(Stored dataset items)
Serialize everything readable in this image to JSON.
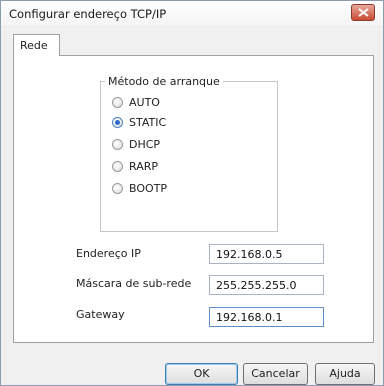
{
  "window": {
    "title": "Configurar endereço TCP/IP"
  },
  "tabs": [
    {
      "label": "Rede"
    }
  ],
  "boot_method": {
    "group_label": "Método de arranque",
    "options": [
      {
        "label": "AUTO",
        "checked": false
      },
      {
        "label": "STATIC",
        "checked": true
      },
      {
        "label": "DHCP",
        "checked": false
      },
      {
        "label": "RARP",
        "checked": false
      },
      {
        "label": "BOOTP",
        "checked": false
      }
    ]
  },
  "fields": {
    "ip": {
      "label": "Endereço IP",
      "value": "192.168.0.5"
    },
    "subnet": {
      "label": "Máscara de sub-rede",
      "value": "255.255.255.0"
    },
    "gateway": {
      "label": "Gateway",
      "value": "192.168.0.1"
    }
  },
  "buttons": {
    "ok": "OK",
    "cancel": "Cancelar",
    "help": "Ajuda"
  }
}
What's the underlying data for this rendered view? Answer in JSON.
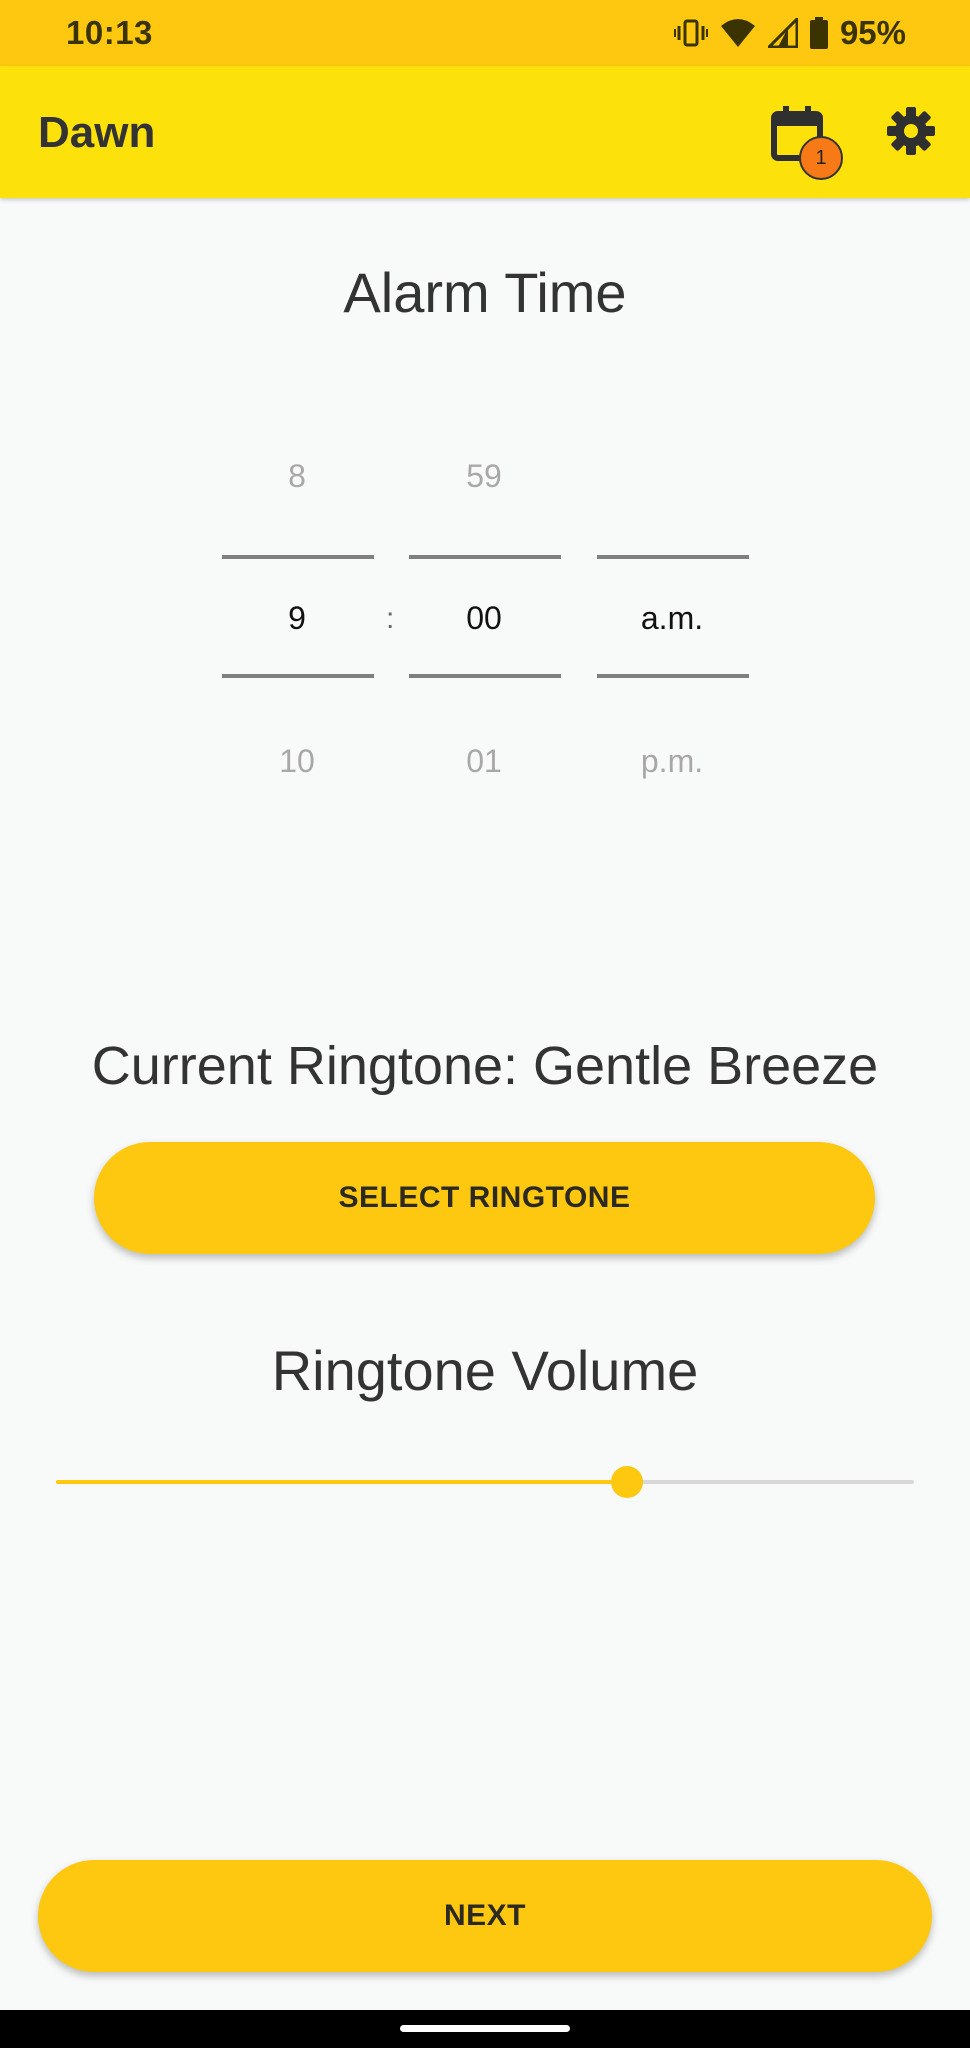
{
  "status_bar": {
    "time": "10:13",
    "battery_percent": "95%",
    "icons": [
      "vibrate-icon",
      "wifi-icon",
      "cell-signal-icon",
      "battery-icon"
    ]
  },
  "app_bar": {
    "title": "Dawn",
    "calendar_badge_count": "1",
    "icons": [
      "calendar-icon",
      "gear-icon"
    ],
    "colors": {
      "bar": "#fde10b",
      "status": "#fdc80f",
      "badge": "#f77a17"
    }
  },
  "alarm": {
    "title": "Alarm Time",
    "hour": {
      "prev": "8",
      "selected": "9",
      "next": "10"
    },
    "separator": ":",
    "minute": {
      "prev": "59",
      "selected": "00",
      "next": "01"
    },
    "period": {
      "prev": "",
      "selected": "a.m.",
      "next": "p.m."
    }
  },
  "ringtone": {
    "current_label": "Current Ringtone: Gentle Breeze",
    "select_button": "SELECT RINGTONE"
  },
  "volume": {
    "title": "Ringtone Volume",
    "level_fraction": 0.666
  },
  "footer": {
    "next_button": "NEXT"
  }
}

Work instructions
Say only how many lines in the records carry the word "JSON".

Solution to this problem
2